- [PROMPT] Write the entries out again exactly as they stand, but without the pictures.
******************************
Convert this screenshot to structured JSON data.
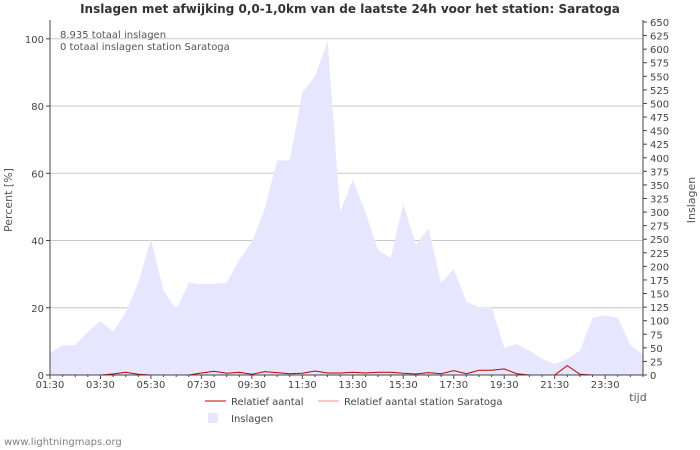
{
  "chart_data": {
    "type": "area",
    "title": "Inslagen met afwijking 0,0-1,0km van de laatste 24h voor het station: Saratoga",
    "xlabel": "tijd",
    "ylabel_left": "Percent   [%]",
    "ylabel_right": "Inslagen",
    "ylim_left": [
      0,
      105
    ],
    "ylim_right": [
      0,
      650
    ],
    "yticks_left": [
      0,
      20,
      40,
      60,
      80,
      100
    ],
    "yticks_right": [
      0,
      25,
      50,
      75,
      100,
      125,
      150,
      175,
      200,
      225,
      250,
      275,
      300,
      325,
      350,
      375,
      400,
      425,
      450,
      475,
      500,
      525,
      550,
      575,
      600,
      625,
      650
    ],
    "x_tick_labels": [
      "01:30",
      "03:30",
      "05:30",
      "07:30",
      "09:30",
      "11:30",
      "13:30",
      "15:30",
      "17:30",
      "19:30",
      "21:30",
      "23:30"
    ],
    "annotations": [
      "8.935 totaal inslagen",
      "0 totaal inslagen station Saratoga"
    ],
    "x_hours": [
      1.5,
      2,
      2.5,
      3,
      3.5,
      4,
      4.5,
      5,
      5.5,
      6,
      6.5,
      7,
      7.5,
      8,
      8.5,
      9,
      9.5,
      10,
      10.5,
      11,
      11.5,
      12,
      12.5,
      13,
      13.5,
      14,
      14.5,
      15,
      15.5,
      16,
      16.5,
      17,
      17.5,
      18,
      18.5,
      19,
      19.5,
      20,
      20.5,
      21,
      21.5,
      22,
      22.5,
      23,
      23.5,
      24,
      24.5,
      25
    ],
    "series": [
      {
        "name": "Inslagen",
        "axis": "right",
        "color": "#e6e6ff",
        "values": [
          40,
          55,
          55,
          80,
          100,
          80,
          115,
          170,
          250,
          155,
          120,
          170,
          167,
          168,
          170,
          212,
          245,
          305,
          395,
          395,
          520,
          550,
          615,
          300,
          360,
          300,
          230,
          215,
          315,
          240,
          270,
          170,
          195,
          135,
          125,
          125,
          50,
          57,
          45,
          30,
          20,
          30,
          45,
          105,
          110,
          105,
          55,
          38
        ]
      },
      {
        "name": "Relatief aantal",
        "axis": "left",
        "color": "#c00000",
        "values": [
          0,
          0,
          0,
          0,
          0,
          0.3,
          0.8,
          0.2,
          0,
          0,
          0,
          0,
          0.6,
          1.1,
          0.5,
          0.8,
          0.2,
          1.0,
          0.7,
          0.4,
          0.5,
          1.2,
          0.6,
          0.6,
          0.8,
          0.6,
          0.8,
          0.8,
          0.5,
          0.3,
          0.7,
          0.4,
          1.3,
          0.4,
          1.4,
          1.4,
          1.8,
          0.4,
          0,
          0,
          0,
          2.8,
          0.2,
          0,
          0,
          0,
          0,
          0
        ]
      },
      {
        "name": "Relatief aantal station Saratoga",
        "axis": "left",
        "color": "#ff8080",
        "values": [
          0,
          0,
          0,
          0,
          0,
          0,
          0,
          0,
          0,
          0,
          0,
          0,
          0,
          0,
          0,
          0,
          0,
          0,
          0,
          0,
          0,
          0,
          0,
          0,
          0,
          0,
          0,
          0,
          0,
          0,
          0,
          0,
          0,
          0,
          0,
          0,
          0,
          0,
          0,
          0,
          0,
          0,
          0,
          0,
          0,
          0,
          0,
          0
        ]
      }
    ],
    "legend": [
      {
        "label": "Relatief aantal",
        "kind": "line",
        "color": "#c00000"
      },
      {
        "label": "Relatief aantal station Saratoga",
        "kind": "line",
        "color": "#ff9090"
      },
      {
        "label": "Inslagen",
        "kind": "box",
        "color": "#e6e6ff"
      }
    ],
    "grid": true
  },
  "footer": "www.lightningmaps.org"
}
******************************
- [FINAL RESULT]
Convert this screenshot to structured JSON data.
{
  "chart_data": {
    "type": "area",
    "title": "Inslagen met afwijking 0,0-1,0km van de laatste 24h voor het station: Saratoga",
    "xlabel": "tijd",
    "ylabel_left": "Percent   [%]",
    "ylabel_right": "Inslagen",
    "ylim_left": [
      0,
      105
    ],
    "ylim_right": [
      0,
      650
    ],
    "yticks_left": [
      0,
      20,
      40,
      60,
      80,
      100
    ],
    "yticks_right": [
      0,
      25,
      50,
      75,
      100,
      125,
      150,
      175,
      200,
      225,
      250,
      275,
      300,
      325,
      350,
      375,
      400,
      425,
      450,
      475,
      500,
      525,
      550,
      575,
      600,
      625,
      650
    ],
    "x_tick_labels": [
      "01:30",
      "03:30",
      "05:30",
      "07:30",
      "09:30",
      "11:30",
      "13:30",
      "15:30",
      "17:30",
      "19:30",
      "21:30",
      "23:30"
    ],
    "annotations": [
      "8.935 totaal inslagen",
      "0 totaal inslagen station Saratoga"
    ],
    "x_hours": [
      1.5,
      2,
      2.5,
      3,
      3.5,
      4,
      4.5,
      5,
      5.5,
      6,
      6.5,
      7,
      7.5,
      8,
      8.5,
      9,
      9.5,
      10,
      10.5,
      11,
      11.5,
      12,
      12.5,
      13,
      13.5,
      14,
      14.5,
      15,
      15.5,
      16,
      16.5,
      17,
      17.5,
      18,
      18.5,
      19,
      19.5,
      20,
      20.5,
      21,
      21.5,
      22,
      22.5,
      23,
      23.5,
      24,
      24.5,
      25
    ],
    "series": [
      {
        "name": "Inslagen",
        "axis": "right",
        "color": "#e6e6ff",
        "values": [
          40,
          55,
          55,
          80,
          100,
          80,
          115,
          170,
          250,
          155,
          120,
          170,
          167,
          168,
          170,
          212,
          245,
          305,
          395,
          395,
          520,
          550,
          615,
          300,
          360,
          300,
          230,
          215,
          315,
          240,
          270,
          170,
          195,
          135,
          125,
          125,
          50,
          57,
          45,
          30,
          20,
          30,
          45,
          105,
          110,
          105,
          55,
          38
        ]
      },
      {
        "name": "Relatief aantal",
        "axis": "left",
        "color": "#c00000",
        "values": [
          0,
          0,
          0,
          0,
          0,
          0.3,
          0.8,
          0.2,
          0,
          0,
          0,
          0,
          0.6,
          1.1,
          0.5,
          0.8,
          0.2,
          1.0,
          0.7,
          0.4,
          0.5,
          1.2,
          0.6,
          0.6,
          0.8,
          0.6,
          0.8,
          0.8,
          0.5,
          0.3,
          0.7,
          0.4,
          1.3,
          0.4,
          1.4,
          1.4,
          1.8,
          0.4,
          0,
          0,
          0,
          2.8,
          0.2,
          0,
          0,
          0,
          0,
          0
        ]
      },
      {
        "name": "Relatief aantal station Saratoga",
        "axis": "left",
        "color": "#ff8080",
        "values": [
          0,
          0,
          0,
          0,
          0,
          0,
          0,
          0,
          0,
          0,
          0,
          0,
          0,
          0,
          0,
          0,
          0,
          0,
          0,
          0,
          0,
          0,
          0,
          0,
          0,
          0,
          0,
          0,
          0,
          0,
          0,
          0,
          0,
          0,
          0,
          0,
          0,
          0,
          0,
          0,
          0,
          0,
          0,
          0,
          0,
          0,
          0,
          0
        ]
      }
    ],
    "legend": [
      {
        "label": "Relatief aantal",
        "kind": "line",
        "color": "#c00000"
      },
      {
        "label": "Relatief aantal station Saratoga",
        "kind": "line",
        "color": "#ff9090"
      },
      {
        "label": "Inslagen",
        "kind": "box",
        "color": "#e6e6ff"
      }
    ],
    "grid": true
  },
  "footer": "www.lightningmaps.org"
}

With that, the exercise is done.